# The task
Render everything from the line containing "identify all the" down to the line containing "point (486, 455, 506, 475)", both included, as a numbered list, omitting any blank lines.
** BEGIN Material provided **
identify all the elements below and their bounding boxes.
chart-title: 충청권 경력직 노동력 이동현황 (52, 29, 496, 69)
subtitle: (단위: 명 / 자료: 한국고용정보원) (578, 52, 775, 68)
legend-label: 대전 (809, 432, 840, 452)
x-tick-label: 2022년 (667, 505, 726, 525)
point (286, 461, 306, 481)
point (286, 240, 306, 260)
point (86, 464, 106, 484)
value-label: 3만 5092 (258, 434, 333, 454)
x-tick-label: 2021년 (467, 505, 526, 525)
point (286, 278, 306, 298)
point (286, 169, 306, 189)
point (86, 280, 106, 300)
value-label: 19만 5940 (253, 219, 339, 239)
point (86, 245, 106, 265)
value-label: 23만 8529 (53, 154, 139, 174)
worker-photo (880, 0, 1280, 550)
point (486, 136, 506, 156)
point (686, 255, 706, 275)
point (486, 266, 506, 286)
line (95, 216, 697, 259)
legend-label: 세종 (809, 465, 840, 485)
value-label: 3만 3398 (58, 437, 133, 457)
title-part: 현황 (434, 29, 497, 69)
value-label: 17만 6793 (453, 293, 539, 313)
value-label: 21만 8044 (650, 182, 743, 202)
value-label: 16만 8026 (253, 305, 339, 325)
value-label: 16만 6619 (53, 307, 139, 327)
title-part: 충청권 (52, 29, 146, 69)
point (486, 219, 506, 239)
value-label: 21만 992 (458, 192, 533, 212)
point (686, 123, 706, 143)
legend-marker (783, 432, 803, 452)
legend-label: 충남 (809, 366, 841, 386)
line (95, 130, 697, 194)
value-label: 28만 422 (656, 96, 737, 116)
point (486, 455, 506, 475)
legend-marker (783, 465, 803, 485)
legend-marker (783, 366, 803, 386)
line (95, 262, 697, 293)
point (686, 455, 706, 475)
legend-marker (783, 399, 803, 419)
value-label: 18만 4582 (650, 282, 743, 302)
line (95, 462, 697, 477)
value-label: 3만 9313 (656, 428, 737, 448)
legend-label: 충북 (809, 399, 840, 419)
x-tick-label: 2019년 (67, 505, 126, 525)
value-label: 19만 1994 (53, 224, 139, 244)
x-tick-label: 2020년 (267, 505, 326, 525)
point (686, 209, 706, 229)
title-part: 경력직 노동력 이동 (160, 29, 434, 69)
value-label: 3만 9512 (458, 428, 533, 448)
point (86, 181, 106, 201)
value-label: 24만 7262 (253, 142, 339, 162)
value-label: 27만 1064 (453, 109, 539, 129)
** END Material provided **
** BEGIN Material provided **
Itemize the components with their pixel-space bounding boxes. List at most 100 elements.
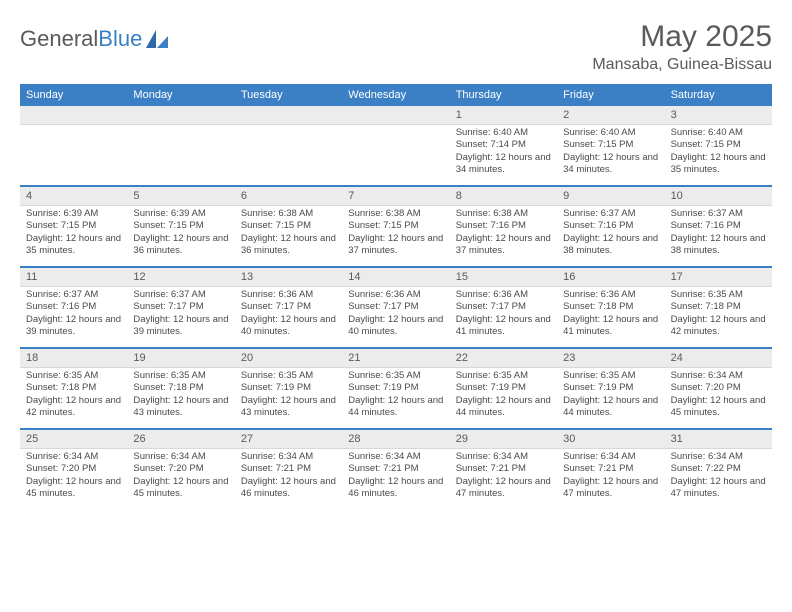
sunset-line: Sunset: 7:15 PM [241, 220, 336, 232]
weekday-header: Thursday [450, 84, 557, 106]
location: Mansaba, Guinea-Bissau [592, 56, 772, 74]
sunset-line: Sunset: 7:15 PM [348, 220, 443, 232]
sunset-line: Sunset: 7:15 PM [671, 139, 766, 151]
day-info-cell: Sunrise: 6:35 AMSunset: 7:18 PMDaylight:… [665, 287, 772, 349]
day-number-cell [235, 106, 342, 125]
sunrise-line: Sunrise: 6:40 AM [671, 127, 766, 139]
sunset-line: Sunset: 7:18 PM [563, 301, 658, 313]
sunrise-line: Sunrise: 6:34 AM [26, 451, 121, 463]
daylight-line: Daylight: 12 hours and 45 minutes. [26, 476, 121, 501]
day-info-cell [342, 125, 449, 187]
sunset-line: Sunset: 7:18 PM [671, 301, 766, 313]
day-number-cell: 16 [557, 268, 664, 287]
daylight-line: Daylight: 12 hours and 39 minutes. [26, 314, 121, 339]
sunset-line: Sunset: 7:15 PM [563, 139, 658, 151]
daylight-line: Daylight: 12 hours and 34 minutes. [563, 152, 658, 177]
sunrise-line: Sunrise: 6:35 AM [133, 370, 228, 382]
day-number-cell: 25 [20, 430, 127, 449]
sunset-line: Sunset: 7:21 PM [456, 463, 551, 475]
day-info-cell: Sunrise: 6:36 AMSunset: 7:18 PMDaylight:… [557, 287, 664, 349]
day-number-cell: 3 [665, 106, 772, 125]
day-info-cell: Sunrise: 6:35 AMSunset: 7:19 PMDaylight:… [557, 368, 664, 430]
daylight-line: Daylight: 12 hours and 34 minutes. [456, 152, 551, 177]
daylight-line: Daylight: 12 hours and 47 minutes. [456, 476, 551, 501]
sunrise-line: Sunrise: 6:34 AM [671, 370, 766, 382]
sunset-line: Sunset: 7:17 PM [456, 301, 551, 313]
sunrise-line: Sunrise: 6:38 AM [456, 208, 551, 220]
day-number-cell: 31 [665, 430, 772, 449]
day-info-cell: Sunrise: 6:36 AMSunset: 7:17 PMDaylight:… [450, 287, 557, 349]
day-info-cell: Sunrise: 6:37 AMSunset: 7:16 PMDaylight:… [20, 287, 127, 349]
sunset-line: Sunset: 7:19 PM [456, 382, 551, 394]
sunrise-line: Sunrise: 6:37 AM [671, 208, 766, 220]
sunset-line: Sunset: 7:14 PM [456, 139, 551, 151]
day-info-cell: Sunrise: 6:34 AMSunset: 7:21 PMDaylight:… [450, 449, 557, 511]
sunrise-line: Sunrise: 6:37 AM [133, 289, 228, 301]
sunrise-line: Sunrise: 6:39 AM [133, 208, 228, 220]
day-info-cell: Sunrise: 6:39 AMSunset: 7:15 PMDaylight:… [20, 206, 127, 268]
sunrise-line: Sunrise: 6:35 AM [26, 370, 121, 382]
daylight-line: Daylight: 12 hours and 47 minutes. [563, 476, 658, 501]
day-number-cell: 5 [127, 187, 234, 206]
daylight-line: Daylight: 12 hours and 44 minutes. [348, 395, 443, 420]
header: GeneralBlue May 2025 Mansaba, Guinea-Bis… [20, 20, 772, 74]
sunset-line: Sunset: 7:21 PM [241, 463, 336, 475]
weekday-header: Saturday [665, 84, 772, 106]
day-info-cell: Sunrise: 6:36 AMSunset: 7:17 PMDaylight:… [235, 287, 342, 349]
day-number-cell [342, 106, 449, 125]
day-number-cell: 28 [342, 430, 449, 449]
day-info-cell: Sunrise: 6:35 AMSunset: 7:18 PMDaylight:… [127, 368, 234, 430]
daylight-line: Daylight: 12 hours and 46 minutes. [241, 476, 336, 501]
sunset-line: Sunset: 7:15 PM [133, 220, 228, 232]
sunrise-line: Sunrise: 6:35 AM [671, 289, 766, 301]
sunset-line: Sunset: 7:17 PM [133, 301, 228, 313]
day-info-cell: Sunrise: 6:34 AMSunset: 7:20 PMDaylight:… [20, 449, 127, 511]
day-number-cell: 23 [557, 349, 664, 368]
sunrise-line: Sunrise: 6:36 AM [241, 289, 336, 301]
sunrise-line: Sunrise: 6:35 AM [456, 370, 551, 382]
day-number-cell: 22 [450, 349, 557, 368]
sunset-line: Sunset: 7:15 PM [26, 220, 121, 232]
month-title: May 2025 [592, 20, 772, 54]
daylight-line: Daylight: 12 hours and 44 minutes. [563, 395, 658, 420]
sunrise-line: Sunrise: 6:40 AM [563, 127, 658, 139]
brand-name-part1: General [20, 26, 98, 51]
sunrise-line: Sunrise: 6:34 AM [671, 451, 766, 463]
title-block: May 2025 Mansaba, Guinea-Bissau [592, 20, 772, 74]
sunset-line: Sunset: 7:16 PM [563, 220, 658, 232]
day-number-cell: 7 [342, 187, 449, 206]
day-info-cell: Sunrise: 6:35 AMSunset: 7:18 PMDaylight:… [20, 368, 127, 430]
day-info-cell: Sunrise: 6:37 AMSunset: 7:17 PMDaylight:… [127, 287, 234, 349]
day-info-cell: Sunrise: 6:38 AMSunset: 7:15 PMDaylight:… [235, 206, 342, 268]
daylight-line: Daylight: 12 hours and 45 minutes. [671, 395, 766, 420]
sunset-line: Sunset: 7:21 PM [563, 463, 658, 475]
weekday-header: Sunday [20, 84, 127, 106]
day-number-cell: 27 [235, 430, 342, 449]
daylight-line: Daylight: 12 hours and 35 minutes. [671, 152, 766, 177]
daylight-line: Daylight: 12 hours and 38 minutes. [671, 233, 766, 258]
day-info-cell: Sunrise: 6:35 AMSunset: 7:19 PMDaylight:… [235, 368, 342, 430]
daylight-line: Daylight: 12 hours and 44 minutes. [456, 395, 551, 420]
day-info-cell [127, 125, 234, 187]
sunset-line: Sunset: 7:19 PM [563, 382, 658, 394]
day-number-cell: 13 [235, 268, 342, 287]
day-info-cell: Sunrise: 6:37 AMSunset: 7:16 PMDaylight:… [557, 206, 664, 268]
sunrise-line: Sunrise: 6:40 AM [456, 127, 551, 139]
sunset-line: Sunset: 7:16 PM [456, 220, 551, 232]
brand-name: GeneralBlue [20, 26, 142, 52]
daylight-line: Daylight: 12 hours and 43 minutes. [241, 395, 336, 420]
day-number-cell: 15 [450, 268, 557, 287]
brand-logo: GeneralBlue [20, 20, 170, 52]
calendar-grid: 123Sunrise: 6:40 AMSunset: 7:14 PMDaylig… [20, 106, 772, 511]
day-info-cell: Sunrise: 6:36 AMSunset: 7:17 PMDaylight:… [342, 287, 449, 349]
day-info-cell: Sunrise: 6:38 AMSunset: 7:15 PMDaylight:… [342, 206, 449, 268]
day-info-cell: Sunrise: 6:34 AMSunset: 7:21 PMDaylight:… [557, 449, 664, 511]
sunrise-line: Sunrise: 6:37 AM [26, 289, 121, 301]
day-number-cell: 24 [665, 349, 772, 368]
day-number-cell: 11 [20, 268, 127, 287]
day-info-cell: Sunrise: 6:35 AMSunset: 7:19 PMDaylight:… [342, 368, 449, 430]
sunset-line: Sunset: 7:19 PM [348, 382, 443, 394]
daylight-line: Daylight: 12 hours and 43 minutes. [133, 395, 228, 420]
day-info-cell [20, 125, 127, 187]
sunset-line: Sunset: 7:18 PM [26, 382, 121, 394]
** END Material provided **
# Final result
1. identify all the elements below and their bounding boxes.
2. chart-title: 충청권 경력직 노동력 이동현황 (52, 29, 496, 69)
3. subtitle: (단위: 명 / 자료: 한국고용정보원) (578, 52, 775, 68)
4. legend-label: 대전 (809, 432, 840, 452)
5. x-tick-label: 2022년 (667, 505, 726, 525)
6. point (286, 461, 306, 481)
7. point (286, 240, 306, 260)
8. point (86, 464, 106, 484)
9. value-label: 3만 5092 (258, 434, 333, 454)
10. x-tick-label: 2021년 (467, 505, 526, 525)
11. point (286, 278, 306, 298)
12. point (286, 169, 306, 189)
13. point (86, 280, 106, 300)
14. value-label: 19만 5940 (253, 219, 339, 239)
15. point (86, 245, 106, 265)
16. value-label: 23만 8529 (53, 154, 139, 174)
17. worker-photo (880, 0, 1280, 550)
18. point (486, 136, 506, 156)
19. point (686, 255, 706, 275)
20. point (486, 266, 506, 286)
21. line (95, 216, 697, 259)
22. legend-label: 세종 (809, 465, 840, 485)
23. value-label: 3만 3398 (58, 437, 133, 457)
24. title-part: 현황 (434, 29, 497, 69)
25. value-label: 17만 6793 (453, 293, 539, 313)
26. value-label: 21만 8044 (650, 182, 743, 202)
27. value-label: 16만 8026 (253, 305, 339, 325)
28. value-label: 16만 6619 (53, 307, 139, 327)
29. title-part: 충청권 (52, 29, 146, 69)
30. point (486, 219, 506, 239)
31. value-label: 21만 992 (458, 192, 533, 212)
32. point (686, 123, 706, 143)
33. legend-marker (783, 432, 803, 452)
34. legend-label: 충남 (809, 366, 841, 386)
35. line (95, 130, 697, 194)
36. value-label: 28만 422 (656, 96, 737, 116)
37. point (486, 455, 506, 475)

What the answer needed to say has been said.